▶ _To be done_
Pull out every line below that contains the word "letter".

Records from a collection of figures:
———

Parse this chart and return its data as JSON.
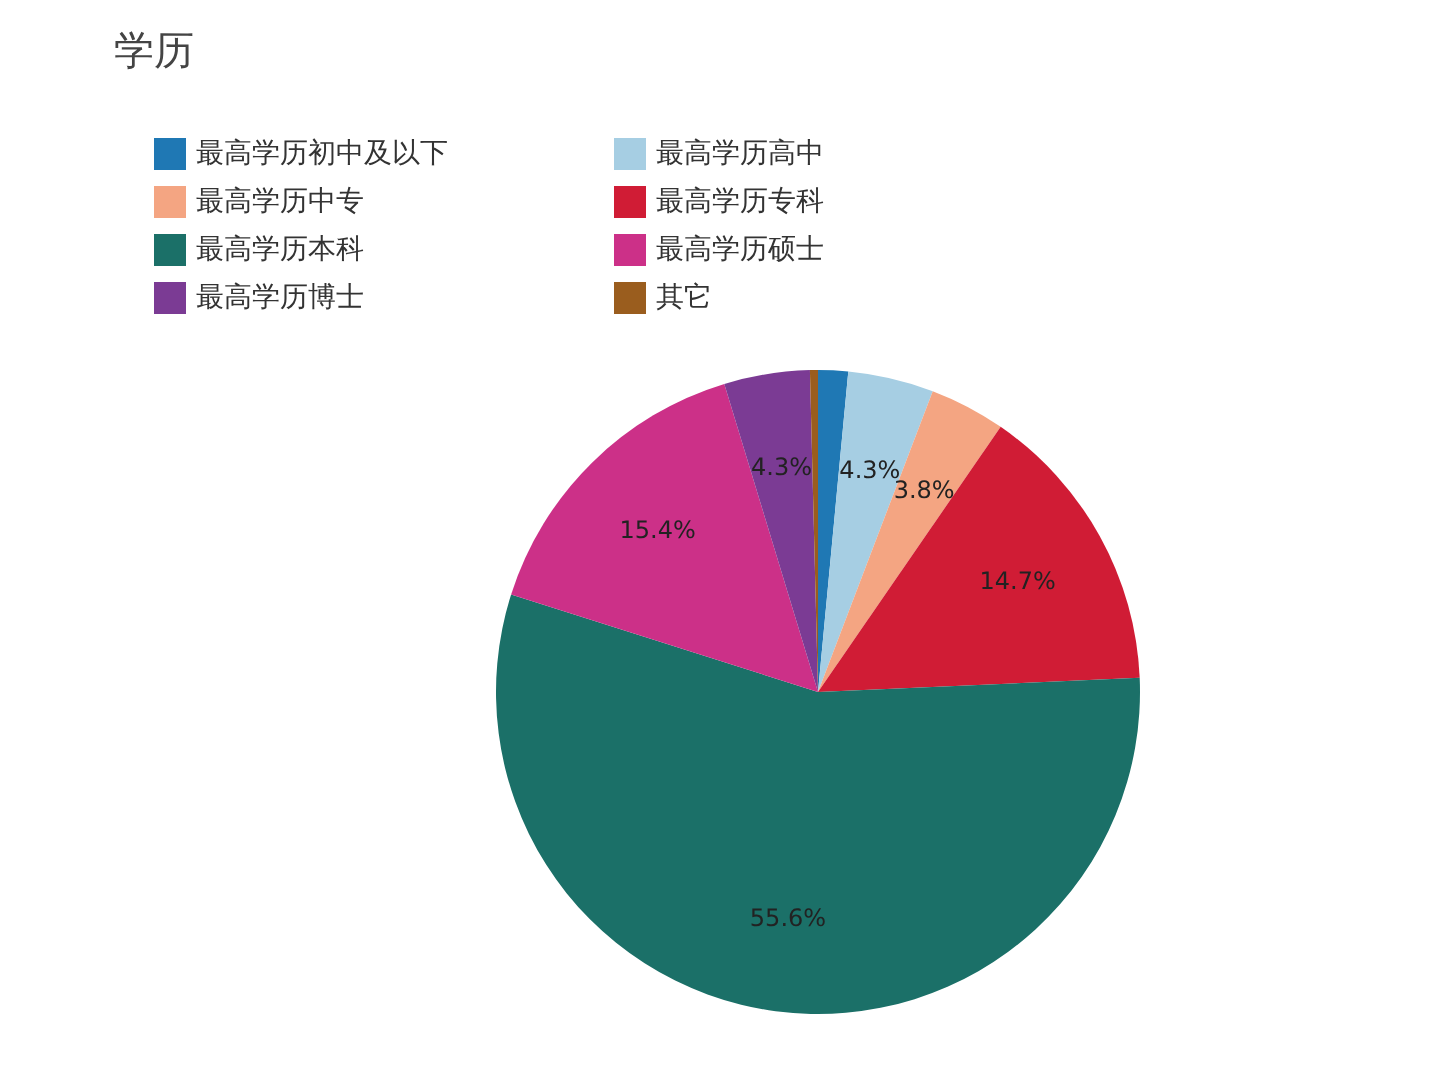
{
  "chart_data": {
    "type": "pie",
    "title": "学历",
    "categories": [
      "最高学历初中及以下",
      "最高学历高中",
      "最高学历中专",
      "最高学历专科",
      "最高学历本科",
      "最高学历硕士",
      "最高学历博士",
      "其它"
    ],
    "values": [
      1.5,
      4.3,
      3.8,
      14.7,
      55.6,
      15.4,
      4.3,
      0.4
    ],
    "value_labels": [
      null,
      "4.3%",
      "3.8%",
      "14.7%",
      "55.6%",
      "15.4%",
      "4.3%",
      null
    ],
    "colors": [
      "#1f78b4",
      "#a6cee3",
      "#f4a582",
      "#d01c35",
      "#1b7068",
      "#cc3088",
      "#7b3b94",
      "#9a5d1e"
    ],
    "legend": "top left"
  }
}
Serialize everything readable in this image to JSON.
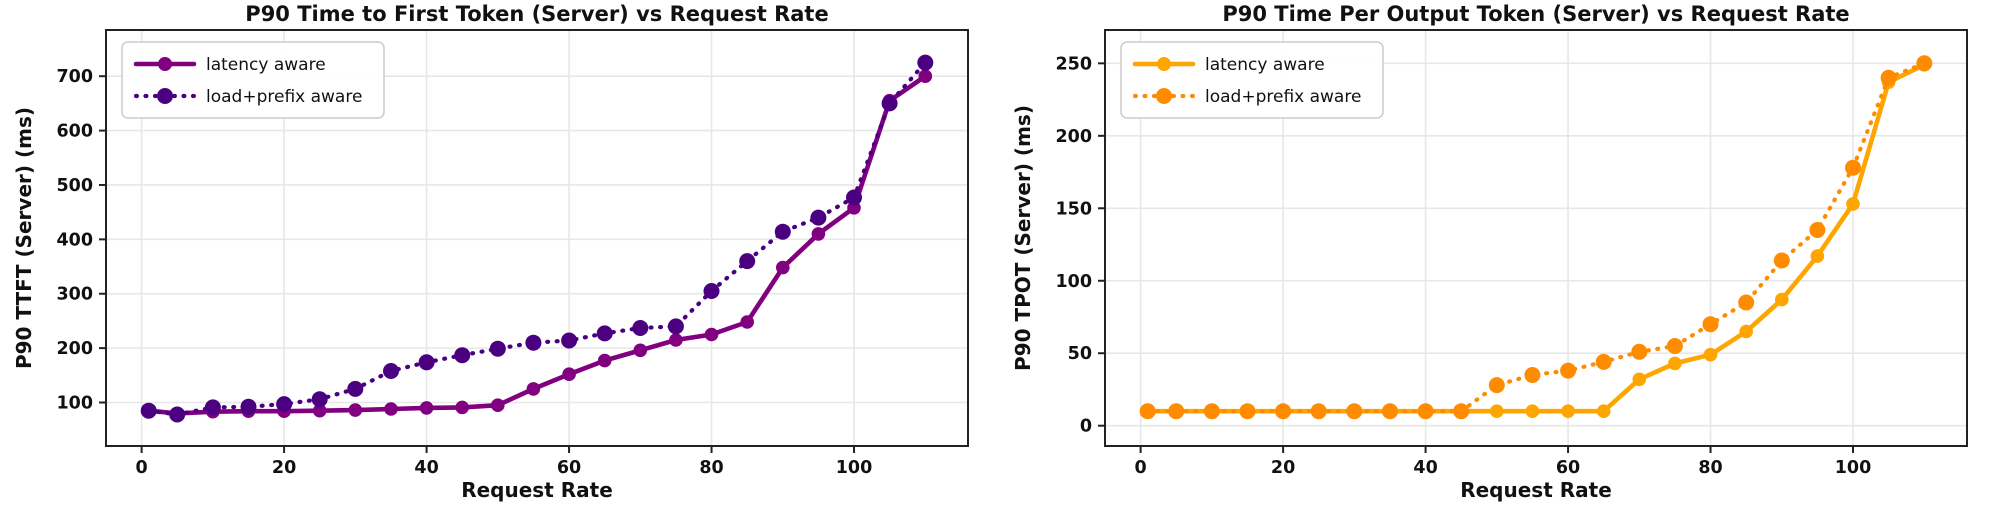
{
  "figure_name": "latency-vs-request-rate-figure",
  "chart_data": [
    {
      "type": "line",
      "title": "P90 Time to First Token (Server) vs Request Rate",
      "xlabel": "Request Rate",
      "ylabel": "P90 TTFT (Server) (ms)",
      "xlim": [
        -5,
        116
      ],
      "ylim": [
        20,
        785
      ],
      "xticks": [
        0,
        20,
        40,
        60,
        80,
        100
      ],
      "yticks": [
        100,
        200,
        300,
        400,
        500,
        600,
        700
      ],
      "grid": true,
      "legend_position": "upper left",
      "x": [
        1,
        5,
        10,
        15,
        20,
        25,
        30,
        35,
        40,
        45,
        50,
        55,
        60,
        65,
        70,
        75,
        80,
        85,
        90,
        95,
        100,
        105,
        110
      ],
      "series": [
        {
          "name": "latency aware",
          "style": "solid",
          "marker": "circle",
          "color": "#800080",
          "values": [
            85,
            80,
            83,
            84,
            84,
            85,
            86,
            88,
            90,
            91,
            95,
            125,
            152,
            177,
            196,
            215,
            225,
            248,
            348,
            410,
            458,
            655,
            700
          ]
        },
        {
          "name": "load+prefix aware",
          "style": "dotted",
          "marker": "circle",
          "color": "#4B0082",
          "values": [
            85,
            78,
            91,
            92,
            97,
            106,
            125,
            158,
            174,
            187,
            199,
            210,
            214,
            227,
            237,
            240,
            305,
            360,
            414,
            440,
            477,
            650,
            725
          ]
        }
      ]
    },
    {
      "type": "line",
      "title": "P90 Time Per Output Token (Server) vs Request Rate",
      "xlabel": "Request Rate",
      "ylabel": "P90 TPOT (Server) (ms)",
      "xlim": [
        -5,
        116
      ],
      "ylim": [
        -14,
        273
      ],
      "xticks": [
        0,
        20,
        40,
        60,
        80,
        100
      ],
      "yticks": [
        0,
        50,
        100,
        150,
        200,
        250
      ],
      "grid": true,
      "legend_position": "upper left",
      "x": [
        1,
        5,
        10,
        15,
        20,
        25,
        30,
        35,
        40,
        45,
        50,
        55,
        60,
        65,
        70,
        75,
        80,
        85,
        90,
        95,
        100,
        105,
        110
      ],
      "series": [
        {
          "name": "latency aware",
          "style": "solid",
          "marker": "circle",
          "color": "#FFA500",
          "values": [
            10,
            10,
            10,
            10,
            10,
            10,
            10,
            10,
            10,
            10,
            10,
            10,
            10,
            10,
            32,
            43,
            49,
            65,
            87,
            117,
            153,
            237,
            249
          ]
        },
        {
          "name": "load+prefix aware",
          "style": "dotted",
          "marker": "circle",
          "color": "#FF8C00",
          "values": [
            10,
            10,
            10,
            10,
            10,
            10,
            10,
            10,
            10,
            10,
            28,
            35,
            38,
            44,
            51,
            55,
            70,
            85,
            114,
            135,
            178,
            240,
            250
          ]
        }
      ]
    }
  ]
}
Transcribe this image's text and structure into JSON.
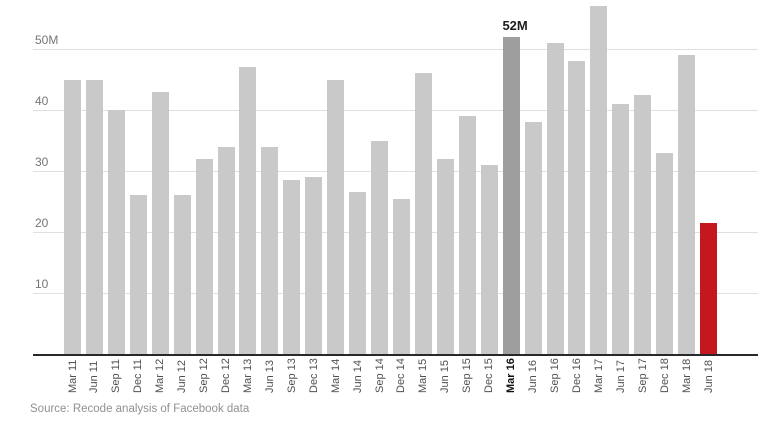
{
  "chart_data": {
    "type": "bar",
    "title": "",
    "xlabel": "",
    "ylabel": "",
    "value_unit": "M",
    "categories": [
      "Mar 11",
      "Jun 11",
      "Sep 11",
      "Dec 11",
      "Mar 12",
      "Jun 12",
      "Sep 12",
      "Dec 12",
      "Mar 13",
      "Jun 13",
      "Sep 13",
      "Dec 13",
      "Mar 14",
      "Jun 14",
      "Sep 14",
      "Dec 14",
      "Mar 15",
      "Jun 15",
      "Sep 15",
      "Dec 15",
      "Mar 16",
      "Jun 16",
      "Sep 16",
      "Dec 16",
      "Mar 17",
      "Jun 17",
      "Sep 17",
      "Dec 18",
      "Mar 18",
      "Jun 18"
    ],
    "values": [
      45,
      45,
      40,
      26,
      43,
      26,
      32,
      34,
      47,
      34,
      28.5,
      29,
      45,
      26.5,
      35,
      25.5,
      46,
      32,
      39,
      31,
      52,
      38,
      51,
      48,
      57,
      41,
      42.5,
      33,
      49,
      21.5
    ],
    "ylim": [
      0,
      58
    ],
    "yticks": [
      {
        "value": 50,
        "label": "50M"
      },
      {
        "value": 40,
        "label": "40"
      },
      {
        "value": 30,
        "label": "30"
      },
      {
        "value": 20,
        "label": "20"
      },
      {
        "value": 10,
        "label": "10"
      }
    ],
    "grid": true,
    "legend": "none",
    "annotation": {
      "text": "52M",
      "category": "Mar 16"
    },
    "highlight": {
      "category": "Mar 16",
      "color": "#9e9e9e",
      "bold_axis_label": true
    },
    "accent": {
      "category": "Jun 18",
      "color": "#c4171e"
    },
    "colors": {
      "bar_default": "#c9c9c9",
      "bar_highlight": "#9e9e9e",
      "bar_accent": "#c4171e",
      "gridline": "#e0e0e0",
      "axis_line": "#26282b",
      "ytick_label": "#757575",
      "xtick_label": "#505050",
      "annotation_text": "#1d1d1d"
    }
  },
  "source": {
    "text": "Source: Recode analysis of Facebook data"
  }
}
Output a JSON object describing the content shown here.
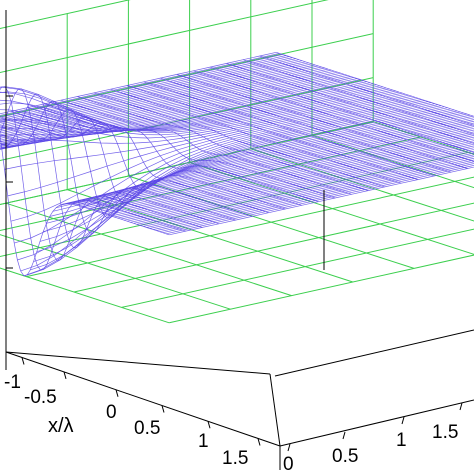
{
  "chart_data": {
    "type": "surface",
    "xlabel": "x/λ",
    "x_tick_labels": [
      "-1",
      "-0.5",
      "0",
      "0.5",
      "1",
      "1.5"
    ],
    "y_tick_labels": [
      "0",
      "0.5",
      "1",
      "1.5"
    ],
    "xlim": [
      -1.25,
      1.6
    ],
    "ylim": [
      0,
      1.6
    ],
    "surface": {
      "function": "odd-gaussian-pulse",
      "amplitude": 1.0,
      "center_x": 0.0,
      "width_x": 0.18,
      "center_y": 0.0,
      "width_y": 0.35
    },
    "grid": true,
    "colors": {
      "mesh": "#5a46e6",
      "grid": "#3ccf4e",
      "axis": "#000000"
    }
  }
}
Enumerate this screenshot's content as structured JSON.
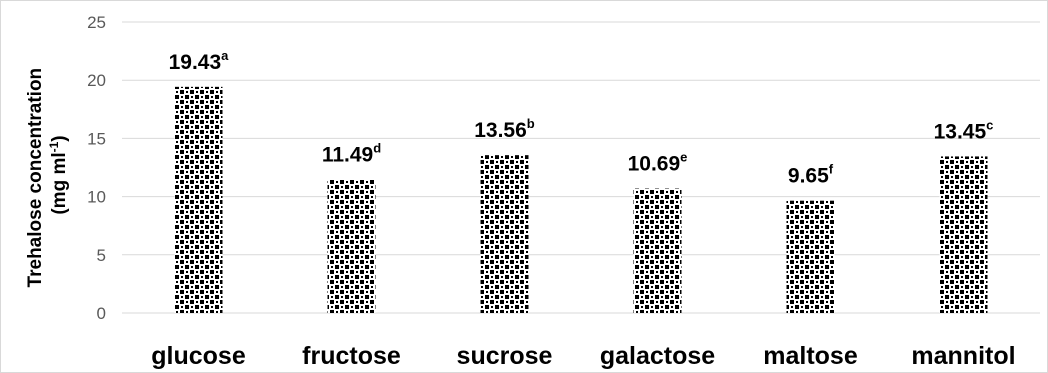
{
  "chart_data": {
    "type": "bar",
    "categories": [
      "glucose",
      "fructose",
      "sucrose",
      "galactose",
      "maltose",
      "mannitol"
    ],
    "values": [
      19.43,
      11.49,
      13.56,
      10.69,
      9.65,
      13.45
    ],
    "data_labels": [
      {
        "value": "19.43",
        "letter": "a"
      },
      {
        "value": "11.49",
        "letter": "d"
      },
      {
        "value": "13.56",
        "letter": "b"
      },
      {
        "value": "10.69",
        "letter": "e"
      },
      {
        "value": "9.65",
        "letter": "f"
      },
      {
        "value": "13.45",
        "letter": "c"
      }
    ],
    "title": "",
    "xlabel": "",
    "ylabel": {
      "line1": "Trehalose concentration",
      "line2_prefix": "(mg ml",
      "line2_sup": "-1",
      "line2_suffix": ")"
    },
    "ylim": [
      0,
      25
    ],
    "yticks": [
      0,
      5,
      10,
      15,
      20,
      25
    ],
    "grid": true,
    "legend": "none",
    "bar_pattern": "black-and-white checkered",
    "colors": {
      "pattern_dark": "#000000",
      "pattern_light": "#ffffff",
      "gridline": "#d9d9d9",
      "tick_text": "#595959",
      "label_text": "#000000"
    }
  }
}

———

▶ _Answer to this exercise_
        "letter": "a"
        "letter": "d"
        "letter": "b"
        "letter": "e"
        "letter": "f"
        "letter": "c"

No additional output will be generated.